Return each line of the data below exactly, omitting any pictures.

== SOURCE DATA ==

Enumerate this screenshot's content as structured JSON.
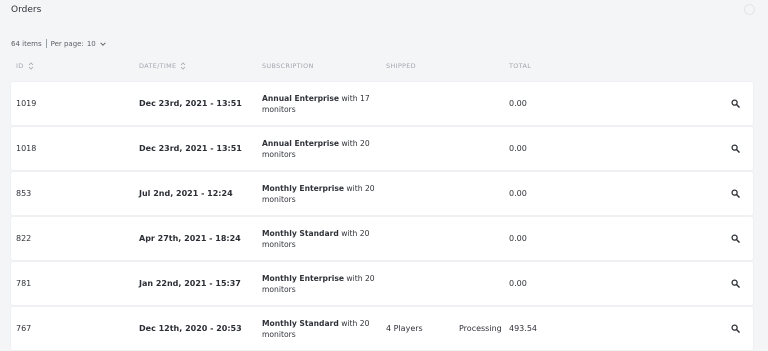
{
  "page": {
    "title": "Orders"
  },
  "meta": {
    "items_count": "64 items",
    "per_page_label": "Per page:",
    "per_page_value": "10"
  },
  "columns": {
    "id": "ID",
    "datetime": "DATE/TIME",
    "subscription": "SUBSCRIPTION",
    "shipped": "SHIPPED",
    "total": "TOTAL"
  },
  "orders": [
    {
      "id": "1019",
      "datetime": "Dec 23rd, 2021 - 13:51",
      "plan": "Annual Enterprise",
      "with_text": "with 17",
      "monitors": "monitors",
      "shipped": "",
      "status": "",
      "total": "0.00"
    },
    {
      "id": "1018",
      "datetime": "Dec 23rd, 2021 - 13:51",
      "plan": "Annual Enterprise",
      "with_text": "with 20",
      "monitors": "monitors",
      "shipped": "",
      "status": "",
      "total": "0.00"
    },
    {
      "id": "853",
      "datetime": "Jul 2nd, 2021 - 12:24",
      "plan": "Monthly Enterprise",
      "with_text": "with 20",
      "monitors": "monitors",
      "shipped": "",
      "status": "",
      "total": "0.00"
    },
    {
      "id": "822",
      "datetime": "Apr 27th, 2021 - 18:24",
      "plan": "Monthly Standard",
      "with_text": "with 20",
      "monitors": "monitors",
      "shipped": "",
      "status": "",
      "total": "0.00"
    },
    {
      "id": "781",
      "datetime": "Jan 22nd, 2021 - 15:37",
      "plan": "Monthly Enterprise",
      "with_text": "with 20",
      "monitors": "monitors",
      "shipped": "",
      "status": "",
      "total": "0.00"
    },
    {
      "id": "767",
      "datetime": "Dec 12th, 2020 - 20:53",
      "plan": "Monthly Standard",
      "with_text": "with 20",
      "monitors": "monitors",
      "shipped": "4 Players",
      "status": "Processing",
      "total": "493.54"
    }
  ],
  "icons": {
    "sort": "sort-icon",
    "view": "search-icon",
    "dropdown": "chevron-down-icon"
  },
  "colors": {
    "background": "#f4f5f7",
    "row": "#ffffff",
    "header_text": "#a1a6ae"
  }
}
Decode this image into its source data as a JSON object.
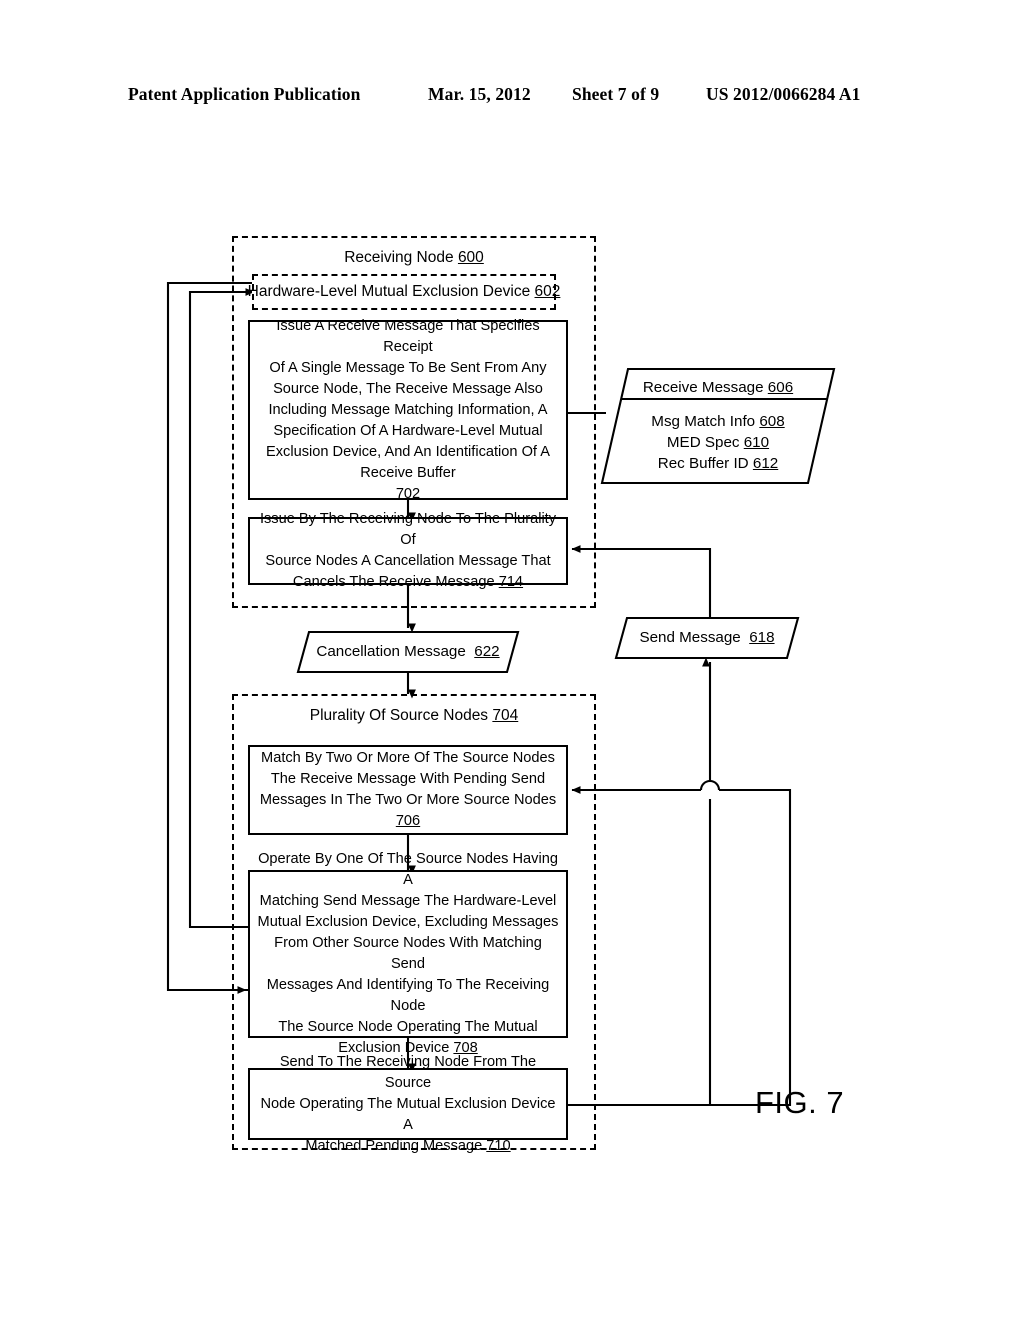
{
  "header": {
    "publication": "Patent Application Publication",
    "date": "Mar. 15, 2012",
    "sheet": "Sheet 7 of 9",
    "number": "US 2012/0066284 A1"
  },
  "figure": {
    "label": "FIG. 7"
  },
  "groups": {
    "receiving_node": {
      "title": "Receiving Node",
      "ref": "600"
    },
    "source_nodes": {
      "title": "Plurality Of Source Nodes",
      "ref": "704"
    }
  },
  "boxes": {
    "med_602": {
      "text": "Hardware-Level Mutual Exclusion Device",
      "ref": "602"
    },
    "step_702": {
      "lines": [
        "Issue A Receive Message That Specifies Receipt",
        "Of A Single Message To Be Sent From Any",
        "Source Node, The Receive Message Also",
        "Including Message Matching Information, A",
        "Specification Of A Hardware-Level Mutual",
        "Exclusion Device, And An Identification Of A",
        "Receive Buffer"
      ],
      "ref": "702"
    },
    "step_714": {
      "lines": [
        "Issue By The Receiving Node To The Plurality Of",
        "Source Nodes A Cancellation Message That",
        "Cancels The Receive Message"
      ],
      "ref": "714",
      "ref_inline": true
    },
    "step_706": {
      "lines": [
        "Match By Two Or More Of The Source Nodes",
        "The Receive Message With Pending Send",
        "Messages In The Two Or More Source Nodes"
      ],
      "ref": "706"
    },
    "step_708": {
      "lines": [
        "Operate By One Of The Source Nodes Having A",
        "Matching Send Message The Hardware-Level",
        "Mutual Exclusion Device, Excluding Messages",
        "From Other Source Nodes With Matching Send",
        "Messages And Identifying To The Receiving Node",
        "The Source Node Operating The Mutual",
        "Exclusion Device"
      ],
      "ref": "708",
      "ref_inline": true
    },
    "step_710": {
      "lines": [
        "Send To The Receiving Node From The Source",
        "Node Operating The Mutual Exclusion Device A",
        "Matched Pending Message"
      ],
      "ref": "710",
      "ref_inline": true
    }
  },
  "data_symbols": {
    "receive_message_606": {
      "title": "Receive Message",
      "ref": "606",
      "fields": [
        {
          "label": "Msg Match Info",
          "ref": "608"
        },
        {
          "label": "MED Spec",
          "ref": "610"
        },
        {
          "label": "Rec Buffer ID",
          "ref": "612"
        }
      ]
    },
    "cancellation_message_622": {
      "title": "Cancellation Message",
      "ref": "622"
    },
    "send_message_618": {
      "title": "Send Message",
      "ref": "618"
    }
  },
  "colors": {
    "ink": "#000000",
    "paper": "#ffffff"
  }
}
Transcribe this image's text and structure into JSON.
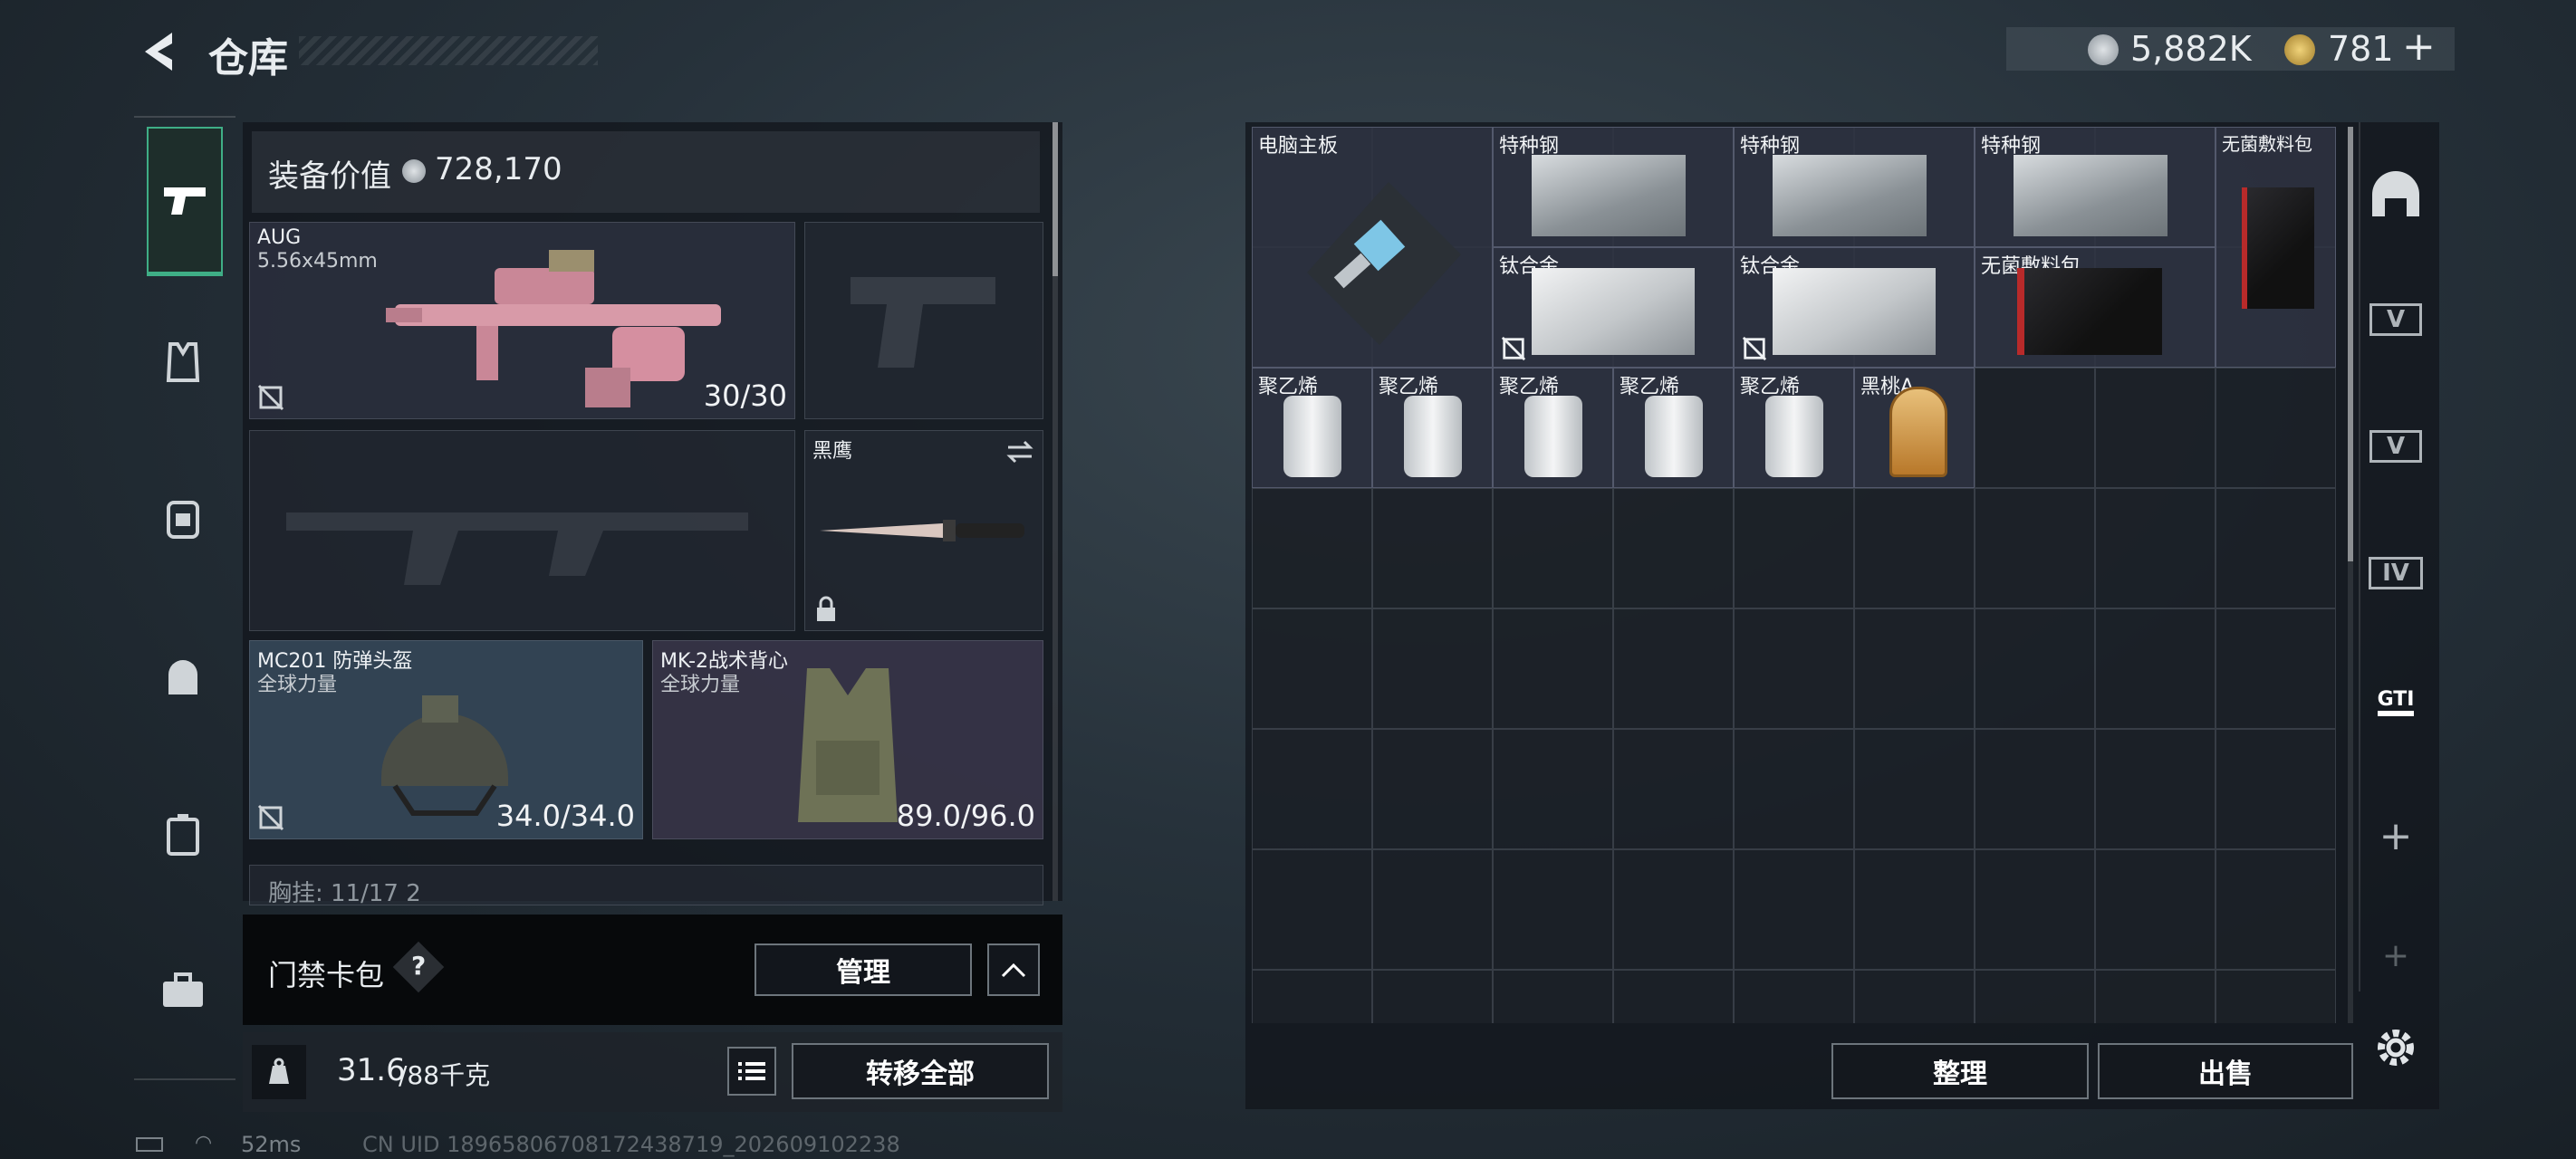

===

COMPLETED TASK:
Enumerate this screenshot's content as structured JSON.
{
  "page": {
    "title": "Orders"
  },
  "meta": {
    "items_count": "64 items",
    "per_page_label": "Per page:",
    "per_page_value": "10"
  },
  "columns": {
    "id": "ID",
    "datetime": "DATE/TIME",
    "subscription": "SUBSCRIPTION",
    "shipped": "SHIPPED",
    "total": "TOTAL"
  },
  "orders": [
    {
      "id": "1019",
      "datetime": "Dec 23rd, 2021 - 13:51",
      "plan": "Annual Enterprise",
      "with_text": "with 17",
      "monitors": "monitors",
      "shipped": "",
      "status": "",
      "total": "0.00"
    },
    {
      "id": "1018",
      "datetime": "Dec 23rd, 2021 - 13:51",
      "plan": "Annual Enterprise",
      "with_text": "with 20",
      "monitors": "monitors",
      "shipped": "",
      "status": "",
      "total": "0.00"
    },
    {
      "id": "853",
      "datetime": "Jul 2nd, 2021 - 12:24",
      "plan": "Monthly Enterprise",
      "with_text": "with 20",
      "monitors": "monitors",
      "shipped": "",
      "status": "",
      "total": "0.00"
    },
    {
      "id": "822",
      "datetime": "Apr 27th, 2021 - 18:24",
      "plan": "Monthly Standard",
      "with_text": "with 20",
      "monitors": "monitors",
      "shipped": "",
      "status": "",
      "total": "0.00"
    },
    {
      "id": "781",
      "datetime": "Jan 22nd, 2021 - 15:37",
      "plan": "Monthly Enterprise",
      "with_text": "with 20",
      "monitors": "monitors",
      "shipped": "",
      "status": "",
      "total": "0.00"
    },
    {
      "id": "767",
      "datetime": "Dec 12th, 2020 - 20:53",
      "plan": "Monthly Standard",
      "with_text": "with 20",
      "monitors": "monitors",
      "shipped": "4 Players",
      "status": "Processing",
      "total": "493.54"
    }
  ],
  "icons": {
    "sort": "sort-icon",
    "view": "search-icon",
    "dropdown": "chevron-down-icon"
  },
  "colors": {
    "background": "#f4f5f7",
    "row": "#ffffff",
    "header_text": "#a1a6ae"
  }
}
Decode this image into its source data as a JSON object.
{
  "header": {
    "publication": "Patent Application Publication",
    "date": "Mar. 15, 2012",
    "sheet": "Sheet 7 of 9",
    "number": "US 2012/0066284 A1"
  },
  "figure": {
    "label": "FIG. 7"
  },
  "groups": {
    "receiving_node": {
      "title": "Receiving Node",
      "ref": "600"
    },
    "source_nodes": {
      "title": "Plurality Of Source Nodes",
      "ref": "704"
    }
  },
  "boxes": {
    "med_602": {
      "text": "Hardware-Level Mutual Exclusion Device",
      "ref": "602"
    },
    "step_702": {
      "lines": [
        "Issue A Receive Message That Specifies Receipt",
        "Of A Single Message To Be Sent From Any",
        "Source Node, The Receive Message Also",
        "Including Message Matching Information, A",
        "Specification Of A Hardware-Level Mutual",
        "Exclusion Device, And An Identification Of A",
        "Receive Buffer"
      ],
      "ref": "702"
    },
    "step_714": {
      "lines": [
        "Issue By The Receiving Node To The Plurality Of",
        "Source Nodes A Cancellation Message That",
        "Cancels The Receive Message"
      ],
      "ref": "714",
      "ref_inline": true
    },
    "step_706": {
      "lines": [
        "Match By Two Or More Of The Source Nodes",
        "The Receive Message With Pending Send",
        "Messages In The Two Or More Source Nodes"
      ],
      "ref": "706"
    },
    "step_708": {
      "lines": [
        "Operate By One Of The Source Nodes Having A",
        "Matching Send Message The Hardware-Level",
        "Mutual Exclusion Device, Excluding Messages",
        "From Other Source Nodes With Matching Send",
        "Messages And Identifying To The Receiving Node",
        "The Source Node Operating The Mutual",
        "Exclusion Device"
      ],
      "ref": "708",
      "ref_inline": true
    },
    "step_710": {
      "lines": [
        "Send To The Receiving Node From The Source",
        "Node Operating The Mutual Exclusion Device A",
        "Matched Pending Message"
      ],
      "ref": "710",
      "ref_inline": true
    }
  },
  "data_symbols": {
    "receive_message_606": {
      "title": "Receive Message",
      "ref": "606",
      "fields": [
        {
          "label": "Msg Match Info",
          "ref": "608"
        },
        {
          "label": "MED Spec",
          "ref": "610"
        },
        {
          "label": "Rec Buffer ID",
          "ref": "612"
        }
      ]
    },
    "cancellation_message_622": {
      "title": "Cancellation Message",
      "ref": "622"
    },
    "send_message_618": {
      "title": "Send Message",
      "ref": "618"
    }
  },
  "colors": {
    "ink": "#000000",
    "paper": "#ffffff"
  }
}
Transcribe this image's text and structure into JSON.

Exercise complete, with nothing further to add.